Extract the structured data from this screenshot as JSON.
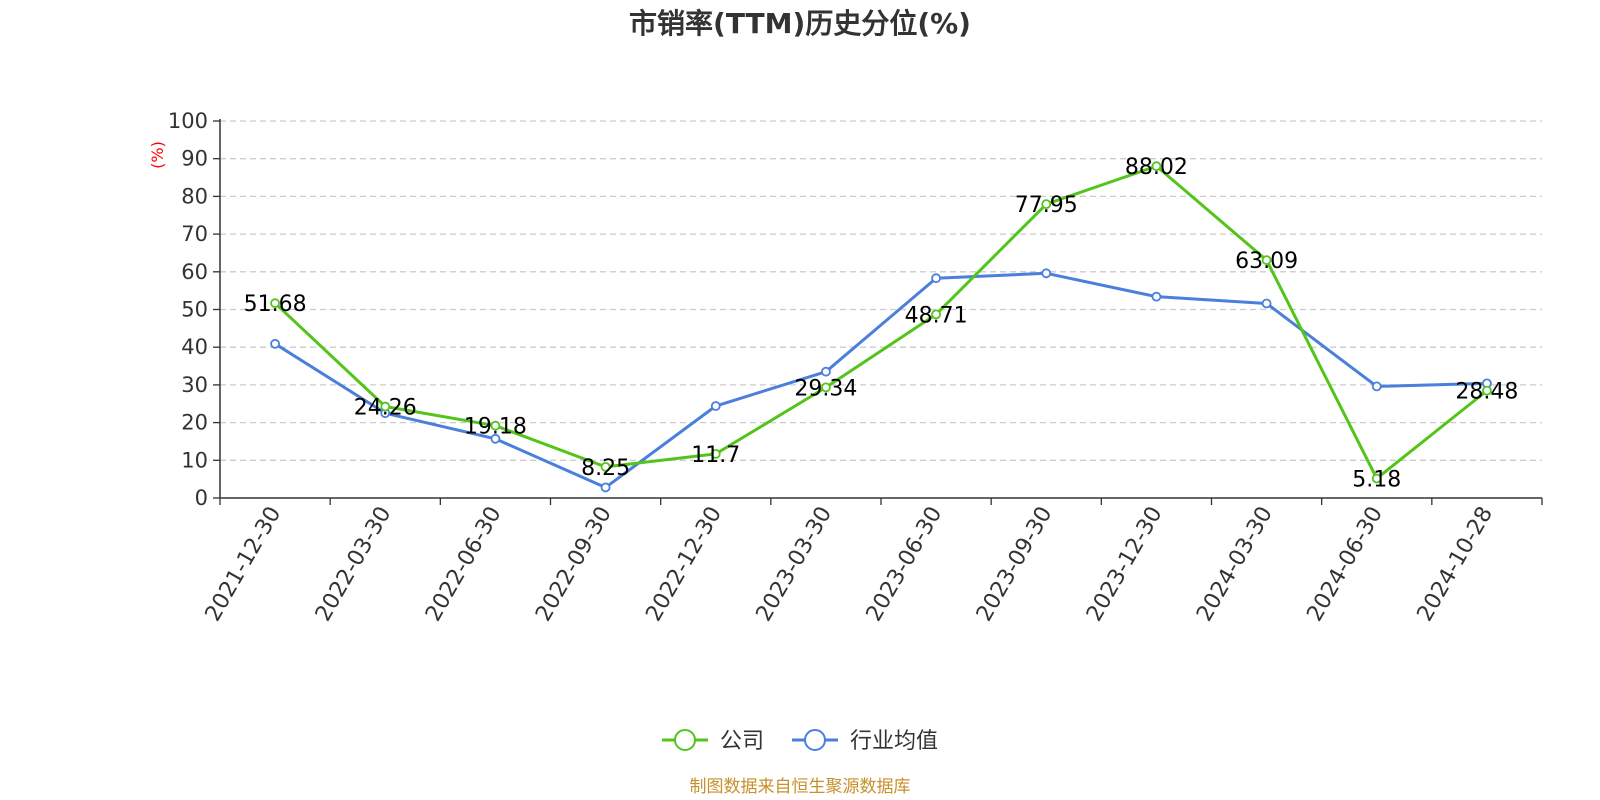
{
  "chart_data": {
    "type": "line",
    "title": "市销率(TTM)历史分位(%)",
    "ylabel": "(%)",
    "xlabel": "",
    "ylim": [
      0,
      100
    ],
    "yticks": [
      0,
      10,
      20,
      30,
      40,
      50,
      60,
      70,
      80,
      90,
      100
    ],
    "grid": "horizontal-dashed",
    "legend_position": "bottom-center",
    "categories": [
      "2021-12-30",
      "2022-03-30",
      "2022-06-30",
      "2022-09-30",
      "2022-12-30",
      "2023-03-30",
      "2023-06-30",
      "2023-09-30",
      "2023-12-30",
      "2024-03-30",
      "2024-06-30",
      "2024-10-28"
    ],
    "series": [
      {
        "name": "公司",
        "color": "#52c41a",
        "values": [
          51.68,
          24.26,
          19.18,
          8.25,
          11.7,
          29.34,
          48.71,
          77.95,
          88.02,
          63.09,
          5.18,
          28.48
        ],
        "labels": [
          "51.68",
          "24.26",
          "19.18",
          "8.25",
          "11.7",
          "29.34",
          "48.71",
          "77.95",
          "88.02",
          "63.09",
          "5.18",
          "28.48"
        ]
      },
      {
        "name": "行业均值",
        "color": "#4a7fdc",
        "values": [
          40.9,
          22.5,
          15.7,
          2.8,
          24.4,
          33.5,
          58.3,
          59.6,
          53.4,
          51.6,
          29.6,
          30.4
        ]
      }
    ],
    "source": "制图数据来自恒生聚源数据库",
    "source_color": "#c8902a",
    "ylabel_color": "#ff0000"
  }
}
◆ ◆ ◆ ◆ ◆ ◆ ◆
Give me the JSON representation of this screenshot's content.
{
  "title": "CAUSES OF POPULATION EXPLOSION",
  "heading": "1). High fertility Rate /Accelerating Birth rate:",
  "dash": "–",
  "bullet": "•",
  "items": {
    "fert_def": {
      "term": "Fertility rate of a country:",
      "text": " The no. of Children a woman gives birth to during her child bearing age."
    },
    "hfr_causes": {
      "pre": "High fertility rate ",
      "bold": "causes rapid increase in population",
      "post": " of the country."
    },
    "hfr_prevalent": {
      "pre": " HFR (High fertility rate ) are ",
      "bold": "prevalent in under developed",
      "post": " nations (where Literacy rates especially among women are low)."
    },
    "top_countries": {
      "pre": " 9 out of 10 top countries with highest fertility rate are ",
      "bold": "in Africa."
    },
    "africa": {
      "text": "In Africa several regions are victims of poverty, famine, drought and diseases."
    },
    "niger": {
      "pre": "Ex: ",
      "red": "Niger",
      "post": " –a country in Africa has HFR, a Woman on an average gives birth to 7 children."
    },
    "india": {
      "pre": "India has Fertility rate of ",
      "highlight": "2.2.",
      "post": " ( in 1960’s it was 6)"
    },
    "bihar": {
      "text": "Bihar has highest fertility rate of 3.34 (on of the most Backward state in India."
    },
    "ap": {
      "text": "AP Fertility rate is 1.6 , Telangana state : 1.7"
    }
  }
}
◆ ◆ ◆ ◆ ◆ ◆ ◆
▶ **AIM**: Copy every line in the records above that contains the word "title".

▶ **SOLUTION**:
    "title": "市销率(TTM)历史分位(%)",
  "title": "CAUSES OF POPULATION EXPLOSION",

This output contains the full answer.